Set out every line bearing the string "XXXL".

--- start ---

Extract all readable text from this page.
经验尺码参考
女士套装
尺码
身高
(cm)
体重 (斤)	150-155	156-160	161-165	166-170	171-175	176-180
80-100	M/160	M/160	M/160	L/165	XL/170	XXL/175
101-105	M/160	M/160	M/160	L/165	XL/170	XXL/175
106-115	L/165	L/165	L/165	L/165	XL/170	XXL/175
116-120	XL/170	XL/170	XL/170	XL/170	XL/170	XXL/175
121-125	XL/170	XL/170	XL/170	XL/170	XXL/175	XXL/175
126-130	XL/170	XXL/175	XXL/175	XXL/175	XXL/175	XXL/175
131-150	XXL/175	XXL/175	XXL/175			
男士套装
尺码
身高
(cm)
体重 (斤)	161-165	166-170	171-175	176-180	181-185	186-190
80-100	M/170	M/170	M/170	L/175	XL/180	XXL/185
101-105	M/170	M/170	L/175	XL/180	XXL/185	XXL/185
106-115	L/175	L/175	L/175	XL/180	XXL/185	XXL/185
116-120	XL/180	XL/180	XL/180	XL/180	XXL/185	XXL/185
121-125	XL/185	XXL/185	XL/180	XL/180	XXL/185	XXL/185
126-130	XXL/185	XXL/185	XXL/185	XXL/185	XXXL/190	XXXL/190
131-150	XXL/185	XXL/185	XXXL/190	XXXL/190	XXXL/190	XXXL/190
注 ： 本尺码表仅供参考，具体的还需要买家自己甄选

--- end ---

**REPLY TO THE EXERCISE**
126-130	XXL/185	XXL/185	XXL/185	XXL/185	XXXL/190	XXXL/190
131-150	XXL/185	XXL/185	XXXL/190	XXXL/190	XXXL/190	XXXL/190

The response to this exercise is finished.